-- Start of TASK INPUTS --

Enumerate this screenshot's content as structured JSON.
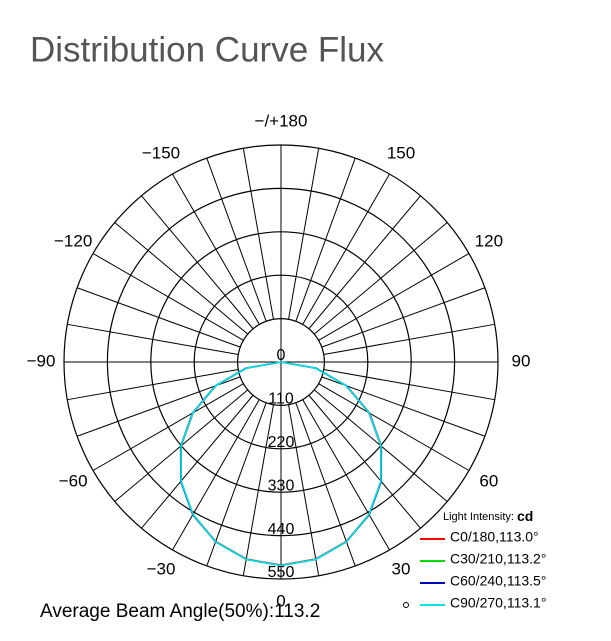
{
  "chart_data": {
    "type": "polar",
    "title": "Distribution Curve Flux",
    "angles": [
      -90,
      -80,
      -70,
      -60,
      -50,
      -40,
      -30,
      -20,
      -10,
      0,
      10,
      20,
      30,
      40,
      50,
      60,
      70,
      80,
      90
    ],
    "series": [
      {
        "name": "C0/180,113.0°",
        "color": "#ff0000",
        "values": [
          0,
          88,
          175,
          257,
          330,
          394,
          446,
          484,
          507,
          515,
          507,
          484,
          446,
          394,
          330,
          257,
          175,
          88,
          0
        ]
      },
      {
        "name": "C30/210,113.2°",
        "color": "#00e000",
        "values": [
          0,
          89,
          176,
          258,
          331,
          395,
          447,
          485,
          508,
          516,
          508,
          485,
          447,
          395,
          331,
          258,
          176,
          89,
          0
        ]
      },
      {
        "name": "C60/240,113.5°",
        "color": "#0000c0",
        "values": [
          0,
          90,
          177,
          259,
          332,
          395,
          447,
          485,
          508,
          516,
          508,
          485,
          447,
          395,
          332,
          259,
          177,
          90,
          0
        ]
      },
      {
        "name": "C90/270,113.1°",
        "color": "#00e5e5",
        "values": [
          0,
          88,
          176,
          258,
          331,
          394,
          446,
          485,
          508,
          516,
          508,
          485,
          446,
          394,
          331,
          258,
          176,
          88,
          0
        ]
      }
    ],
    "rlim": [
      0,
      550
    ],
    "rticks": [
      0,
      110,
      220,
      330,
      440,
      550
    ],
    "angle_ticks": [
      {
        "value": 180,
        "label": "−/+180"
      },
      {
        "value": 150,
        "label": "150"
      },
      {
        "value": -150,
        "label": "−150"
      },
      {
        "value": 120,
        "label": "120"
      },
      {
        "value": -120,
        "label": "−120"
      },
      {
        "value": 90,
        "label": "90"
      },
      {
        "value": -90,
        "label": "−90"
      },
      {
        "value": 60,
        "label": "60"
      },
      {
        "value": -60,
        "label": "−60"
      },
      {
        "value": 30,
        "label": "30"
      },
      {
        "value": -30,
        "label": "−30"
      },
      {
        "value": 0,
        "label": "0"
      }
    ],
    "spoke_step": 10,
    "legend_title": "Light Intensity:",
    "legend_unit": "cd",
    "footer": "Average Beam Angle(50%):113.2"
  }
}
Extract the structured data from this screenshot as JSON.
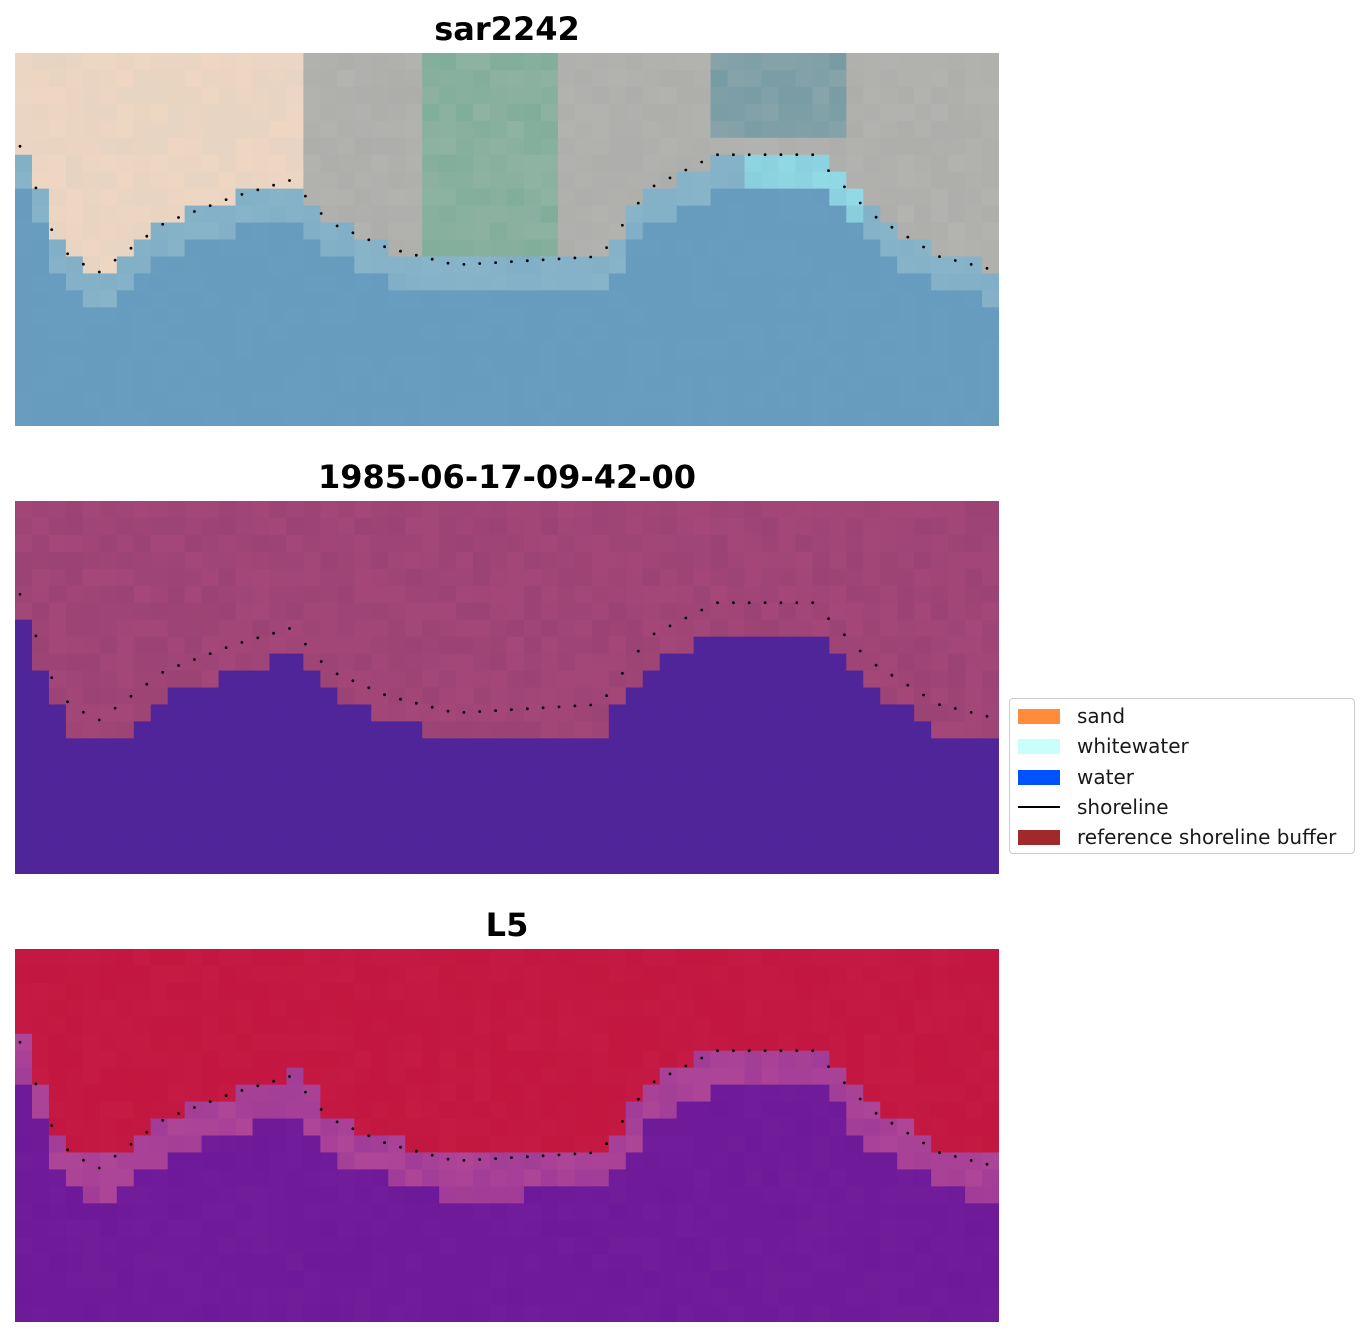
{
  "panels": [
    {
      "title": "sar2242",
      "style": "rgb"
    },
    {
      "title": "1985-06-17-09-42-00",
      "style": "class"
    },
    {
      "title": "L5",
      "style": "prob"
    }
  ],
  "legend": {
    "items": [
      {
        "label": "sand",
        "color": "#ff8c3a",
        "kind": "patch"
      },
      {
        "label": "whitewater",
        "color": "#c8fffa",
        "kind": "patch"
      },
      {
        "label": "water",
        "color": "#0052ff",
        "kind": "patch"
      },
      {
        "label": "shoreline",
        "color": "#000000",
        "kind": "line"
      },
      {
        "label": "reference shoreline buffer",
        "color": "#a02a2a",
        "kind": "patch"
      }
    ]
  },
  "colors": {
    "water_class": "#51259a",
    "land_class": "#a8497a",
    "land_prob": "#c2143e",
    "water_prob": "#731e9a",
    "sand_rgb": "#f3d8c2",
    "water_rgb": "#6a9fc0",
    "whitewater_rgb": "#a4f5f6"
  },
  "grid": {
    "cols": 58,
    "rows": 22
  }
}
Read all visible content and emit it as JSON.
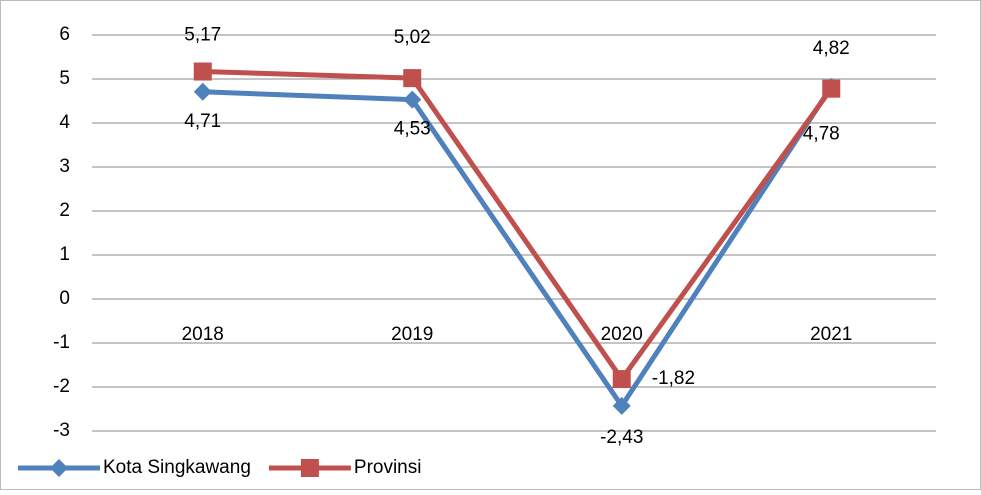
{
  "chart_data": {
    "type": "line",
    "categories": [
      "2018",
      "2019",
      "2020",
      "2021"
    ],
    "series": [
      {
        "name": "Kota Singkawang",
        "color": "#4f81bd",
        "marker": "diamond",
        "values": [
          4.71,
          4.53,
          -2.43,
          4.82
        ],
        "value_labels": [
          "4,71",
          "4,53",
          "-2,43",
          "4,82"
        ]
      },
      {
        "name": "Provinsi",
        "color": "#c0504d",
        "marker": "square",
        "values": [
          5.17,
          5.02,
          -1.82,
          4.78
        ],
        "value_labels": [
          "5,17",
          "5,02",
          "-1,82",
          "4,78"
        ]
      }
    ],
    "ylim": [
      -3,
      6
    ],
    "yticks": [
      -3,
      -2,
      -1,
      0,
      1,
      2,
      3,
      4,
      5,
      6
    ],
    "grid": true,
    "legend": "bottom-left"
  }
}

-- End of TASK INPUTS --
-- Start of TASK INPUTS --

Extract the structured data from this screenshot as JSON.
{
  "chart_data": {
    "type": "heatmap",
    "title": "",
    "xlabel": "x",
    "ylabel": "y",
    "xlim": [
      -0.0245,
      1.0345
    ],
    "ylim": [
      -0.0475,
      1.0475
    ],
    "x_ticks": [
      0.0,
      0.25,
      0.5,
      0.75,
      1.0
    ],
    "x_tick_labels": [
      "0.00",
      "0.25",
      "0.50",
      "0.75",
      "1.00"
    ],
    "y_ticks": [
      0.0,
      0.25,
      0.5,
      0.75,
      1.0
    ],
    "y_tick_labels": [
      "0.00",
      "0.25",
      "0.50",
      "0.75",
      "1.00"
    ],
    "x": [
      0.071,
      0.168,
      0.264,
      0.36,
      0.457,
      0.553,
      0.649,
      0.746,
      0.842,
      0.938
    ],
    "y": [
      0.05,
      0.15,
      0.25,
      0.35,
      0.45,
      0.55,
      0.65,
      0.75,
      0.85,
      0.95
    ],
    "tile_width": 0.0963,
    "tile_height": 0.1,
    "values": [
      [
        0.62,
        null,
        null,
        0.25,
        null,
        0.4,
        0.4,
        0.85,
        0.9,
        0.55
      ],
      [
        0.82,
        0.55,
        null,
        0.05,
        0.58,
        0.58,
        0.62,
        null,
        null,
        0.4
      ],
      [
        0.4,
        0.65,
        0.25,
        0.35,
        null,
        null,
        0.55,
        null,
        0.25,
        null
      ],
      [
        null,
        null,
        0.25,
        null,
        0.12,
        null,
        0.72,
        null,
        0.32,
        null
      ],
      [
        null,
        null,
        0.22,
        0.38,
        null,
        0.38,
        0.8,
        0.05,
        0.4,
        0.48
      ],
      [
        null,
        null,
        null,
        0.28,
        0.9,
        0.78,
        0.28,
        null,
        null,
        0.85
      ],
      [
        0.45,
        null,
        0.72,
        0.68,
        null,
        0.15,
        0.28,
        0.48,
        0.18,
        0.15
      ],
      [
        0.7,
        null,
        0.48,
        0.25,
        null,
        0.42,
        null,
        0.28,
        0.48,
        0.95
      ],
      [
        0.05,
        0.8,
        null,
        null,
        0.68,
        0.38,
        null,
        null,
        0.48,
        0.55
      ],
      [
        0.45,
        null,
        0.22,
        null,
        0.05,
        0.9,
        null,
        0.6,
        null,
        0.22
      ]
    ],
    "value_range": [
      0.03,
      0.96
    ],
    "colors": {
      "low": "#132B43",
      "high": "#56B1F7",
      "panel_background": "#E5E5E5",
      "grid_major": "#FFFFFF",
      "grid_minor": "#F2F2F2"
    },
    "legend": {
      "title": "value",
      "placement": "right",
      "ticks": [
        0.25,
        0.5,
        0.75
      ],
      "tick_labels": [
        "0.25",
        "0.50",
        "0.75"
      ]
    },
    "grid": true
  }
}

-- End of TASK INPUTS --

> _TASK REQUIREMENTS_
Pull every line containing "name" from the data.

> _SOLUTION TO THIS PROBLEM_
        "name": "C0/180,113.0°",
        "name": "C30/210,113.2°",
        "name": "C60/240,113.5°",
        "name": "C90/270,113.1°",
        "name": "Kota Singkawang",
        "name": "Provinsi",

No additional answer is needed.